Excerpt from a dataset:
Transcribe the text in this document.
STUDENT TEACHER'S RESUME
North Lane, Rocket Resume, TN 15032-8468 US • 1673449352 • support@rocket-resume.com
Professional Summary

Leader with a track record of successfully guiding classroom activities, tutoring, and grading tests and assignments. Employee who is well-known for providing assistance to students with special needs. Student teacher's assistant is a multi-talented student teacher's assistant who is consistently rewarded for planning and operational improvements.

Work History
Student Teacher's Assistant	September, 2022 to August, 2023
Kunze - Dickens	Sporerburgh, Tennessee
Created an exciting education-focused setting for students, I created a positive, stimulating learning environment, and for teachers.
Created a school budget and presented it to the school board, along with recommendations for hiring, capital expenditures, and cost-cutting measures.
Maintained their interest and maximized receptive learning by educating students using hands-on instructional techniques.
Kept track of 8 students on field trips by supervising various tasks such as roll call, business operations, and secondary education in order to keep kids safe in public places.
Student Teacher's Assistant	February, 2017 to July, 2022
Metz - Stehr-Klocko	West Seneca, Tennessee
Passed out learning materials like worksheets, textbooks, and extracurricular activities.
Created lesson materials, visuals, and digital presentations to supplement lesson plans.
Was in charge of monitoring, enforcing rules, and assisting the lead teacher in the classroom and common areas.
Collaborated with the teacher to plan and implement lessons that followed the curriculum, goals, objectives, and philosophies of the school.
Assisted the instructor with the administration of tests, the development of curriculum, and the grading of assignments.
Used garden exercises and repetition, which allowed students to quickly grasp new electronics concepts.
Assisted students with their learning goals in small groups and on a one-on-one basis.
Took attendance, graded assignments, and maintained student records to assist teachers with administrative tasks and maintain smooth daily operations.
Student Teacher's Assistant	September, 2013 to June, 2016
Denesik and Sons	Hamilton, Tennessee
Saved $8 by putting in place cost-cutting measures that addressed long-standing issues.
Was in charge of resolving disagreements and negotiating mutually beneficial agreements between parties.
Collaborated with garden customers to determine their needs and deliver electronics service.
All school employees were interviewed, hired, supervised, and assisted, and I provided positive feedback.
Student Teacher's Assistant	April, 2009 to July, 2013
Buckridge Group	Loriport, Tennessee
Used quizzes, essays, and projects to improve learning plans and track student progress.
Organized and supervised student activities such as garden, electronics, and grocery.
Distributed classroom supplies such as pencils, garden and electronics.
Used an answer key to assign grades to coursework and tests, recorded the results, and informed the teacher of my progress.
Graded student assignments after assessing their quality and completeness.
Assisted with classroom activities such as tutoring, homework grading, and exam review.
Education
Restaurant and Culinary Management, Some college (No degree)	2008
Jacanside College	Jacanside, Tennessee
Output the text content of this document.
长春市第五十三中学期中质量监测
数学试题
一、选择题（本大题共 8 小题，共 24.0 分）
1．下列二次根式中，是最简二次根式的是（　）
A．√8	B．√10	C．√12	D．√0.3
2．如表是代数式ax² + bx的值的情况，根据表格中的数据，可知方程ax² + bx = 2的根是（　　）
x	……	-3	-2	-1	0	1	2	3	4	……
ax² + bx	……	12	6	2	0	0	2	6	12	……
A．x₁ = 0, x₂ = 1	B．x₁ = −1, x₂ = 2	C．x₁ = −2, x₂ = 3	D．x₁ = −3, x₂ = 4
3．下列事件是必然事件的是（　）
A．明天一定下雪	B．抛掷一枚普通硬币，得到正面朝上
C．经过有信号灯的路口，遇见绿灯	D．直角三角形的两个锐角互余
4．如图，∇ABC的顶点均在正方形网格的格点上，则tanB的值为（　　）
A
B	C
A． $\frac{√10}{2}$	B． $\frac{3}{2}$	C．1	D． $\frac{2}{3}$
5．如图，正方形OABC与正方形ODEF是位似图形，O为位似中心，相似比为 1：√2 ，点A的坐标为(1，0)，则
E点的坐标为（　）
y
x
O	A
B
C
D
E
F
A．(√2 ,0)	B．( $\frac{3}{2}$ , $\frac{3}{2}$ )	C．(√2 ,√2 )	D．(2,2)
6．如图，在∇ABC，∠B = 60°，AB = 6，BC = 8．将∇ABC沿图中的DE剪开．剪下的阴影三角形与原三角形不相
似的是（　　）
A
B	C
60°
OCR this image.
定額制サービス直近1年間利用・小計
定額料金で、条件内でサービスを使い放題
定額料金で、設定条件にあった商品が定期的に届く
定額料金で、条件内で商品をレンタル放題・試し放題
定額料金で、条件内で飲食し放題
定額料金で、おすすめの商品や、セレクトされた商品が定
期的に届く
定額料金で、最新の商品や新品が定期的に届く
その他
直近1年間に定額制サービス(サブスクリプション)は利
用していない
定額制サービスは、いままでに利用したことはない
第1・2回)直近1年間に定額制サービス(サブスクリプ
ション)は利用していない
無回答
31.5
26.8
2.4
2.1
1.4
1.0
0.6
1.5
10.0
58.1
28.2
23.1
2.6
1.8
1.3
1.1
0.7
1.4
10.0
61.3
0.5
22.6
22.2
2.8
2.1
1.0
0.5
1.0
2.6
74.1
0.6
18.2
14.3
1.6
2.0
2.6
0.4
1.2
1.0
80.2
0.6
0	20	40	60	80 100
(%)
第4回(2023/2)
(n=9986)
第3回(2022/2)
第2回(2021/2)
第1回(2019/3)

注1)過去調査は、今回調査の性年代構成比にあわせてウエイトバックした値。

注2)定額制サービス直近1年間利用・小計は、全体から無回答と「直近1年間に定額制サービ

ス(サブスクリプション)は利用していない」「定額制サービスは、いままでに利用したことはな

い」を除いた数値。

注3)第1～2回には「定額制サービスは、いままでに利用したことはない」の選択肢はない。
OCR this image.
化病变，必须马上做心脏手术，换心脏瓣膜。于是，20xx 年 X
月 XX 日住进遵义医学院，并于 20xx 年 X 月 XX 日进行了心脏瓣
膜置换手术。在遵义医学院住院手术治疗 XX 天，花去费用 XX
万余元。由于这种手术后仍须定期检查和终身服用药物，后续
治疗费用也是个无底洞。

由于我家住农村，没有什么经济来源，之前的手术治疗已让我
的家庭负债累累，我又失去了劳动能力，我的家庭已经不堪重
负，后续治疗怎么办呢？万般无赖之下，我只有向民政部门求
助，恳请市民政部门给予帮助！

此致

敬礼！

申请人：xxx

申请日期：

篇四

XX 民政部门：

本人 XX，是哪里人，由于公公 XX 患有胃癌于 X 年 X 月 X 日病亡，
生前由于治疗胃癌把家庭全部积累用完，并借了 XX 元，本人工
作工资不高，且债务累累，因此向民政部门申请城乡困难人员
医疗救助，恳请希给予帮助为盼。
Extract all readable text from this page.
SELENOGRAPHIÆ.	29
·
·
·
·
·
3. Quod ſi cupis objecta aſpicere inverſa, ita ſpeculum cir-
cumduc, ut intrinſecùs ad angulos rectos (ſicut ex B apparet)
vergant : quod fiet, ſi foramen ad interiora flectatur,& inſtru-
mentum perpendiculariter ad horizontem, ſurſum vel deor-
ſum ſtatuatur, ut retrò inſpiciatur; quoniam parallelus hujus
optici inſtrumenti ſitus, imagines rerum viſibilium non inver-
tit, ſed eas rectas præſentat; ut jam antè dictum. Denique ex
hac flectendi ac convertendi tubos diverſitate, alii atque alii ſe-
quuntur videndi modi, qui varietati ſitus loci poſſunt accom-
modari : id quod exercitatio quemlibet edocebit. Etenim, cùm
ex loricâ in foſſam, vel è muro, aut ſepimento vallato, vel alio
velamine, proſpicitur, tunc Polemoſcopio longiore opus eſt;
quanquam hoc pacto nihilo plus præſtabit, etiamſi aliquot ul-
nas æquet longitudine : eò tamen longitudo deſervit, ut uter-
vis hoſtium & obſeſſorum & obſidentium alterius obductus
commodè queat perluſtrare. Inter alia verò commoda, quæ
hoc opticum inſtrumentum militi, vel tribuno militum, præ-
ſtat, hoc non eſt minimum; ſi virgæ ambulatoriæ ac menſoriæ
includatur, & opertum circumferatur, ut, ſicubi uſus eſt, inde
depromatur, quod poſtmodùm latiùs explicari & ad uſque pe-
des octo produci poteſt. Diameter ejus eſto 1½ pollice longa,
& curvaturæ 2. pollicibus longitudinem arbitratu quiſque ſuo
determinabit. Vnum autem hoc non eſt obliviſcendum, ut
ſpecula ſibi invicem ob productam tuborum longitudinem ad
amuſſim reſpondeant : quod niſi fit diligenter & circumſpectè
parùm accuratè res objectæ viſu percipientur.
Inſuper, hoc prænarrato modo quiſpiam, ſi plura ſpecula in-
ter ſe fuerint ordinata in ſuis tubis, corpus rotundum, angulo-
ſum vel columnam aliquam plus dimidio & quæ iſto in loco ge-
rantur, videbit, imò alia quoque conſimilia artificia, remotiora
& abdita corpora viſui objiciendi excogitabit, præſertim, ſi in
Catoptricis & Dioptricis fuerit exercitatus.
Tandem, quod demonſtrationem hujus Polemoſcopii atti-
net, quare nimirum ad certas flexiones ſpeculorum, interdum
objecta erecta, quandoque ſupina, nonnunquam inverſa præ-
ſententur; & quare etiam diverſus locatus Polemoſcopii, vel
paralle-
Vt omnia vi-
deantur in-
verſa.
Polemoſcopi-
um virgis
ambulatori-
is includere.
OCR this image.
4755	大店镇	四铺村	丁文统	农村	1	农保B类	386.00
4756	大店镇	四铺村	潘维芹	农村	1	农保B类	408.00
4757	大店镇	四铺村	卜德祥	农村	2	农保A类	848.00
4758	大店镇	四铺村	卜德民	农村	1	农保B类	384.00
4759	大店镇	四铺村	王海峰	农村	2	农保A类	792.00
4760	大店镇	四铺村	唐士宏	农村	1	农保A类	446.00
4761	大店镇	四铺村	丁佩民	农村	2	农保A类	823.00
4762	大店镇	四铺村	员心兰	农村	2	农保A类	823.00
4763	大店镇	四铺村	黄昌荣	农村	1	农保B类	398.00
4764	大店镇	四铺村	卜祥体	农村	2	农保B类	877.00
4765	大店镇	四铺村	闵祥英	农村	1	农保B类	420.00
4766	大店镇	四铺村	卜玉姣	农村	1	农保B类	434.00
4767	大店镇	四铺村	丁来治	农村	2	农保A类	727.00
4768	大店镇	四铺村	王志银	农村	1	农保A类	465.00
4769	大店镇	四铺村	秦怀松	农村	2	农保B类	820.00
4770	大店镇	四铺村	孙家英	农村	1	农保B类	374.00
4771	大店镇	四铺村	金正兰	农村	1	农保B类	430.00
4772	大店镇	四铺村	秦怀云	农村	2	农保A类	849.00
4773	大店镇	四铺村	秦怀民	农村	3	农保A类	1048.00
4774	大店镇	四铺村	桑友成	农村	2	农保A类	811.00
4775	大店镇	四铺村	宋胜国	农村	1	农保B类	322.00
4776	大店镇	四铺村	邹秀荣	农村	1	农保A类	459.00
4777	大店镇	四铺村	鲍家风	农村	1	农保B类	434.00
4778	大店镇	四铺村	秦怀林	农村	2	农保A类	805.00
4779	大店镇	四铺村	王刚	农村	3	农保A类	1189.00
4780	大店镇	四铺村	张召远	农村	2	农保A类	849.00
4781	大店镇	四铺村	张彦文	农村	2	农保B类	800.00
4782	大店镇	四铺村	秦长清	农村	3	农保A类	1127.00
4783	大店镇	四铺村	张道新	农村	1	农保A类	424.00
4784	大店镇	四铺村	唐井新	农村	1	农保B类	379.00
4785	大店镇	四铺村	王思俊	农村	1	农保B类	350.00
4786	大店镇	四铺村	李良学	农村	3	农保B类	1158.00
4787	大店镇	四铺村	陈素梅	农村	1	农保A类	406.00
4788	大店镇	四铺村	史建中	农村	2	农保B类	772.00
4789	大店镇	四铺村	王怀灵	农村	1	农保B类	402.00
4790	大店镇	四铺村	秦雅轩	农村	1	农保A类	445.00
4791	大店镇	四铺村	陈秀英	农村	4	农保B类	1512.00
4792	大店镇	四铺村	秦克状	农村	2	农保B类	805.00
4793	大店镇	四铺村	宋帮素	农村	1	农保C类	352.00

DO THIS →
Scan the material line by line and report each one that contains "document".

ANSWER TO THIS TASK →
Transcribe the text in this document.
Output the text content of this document.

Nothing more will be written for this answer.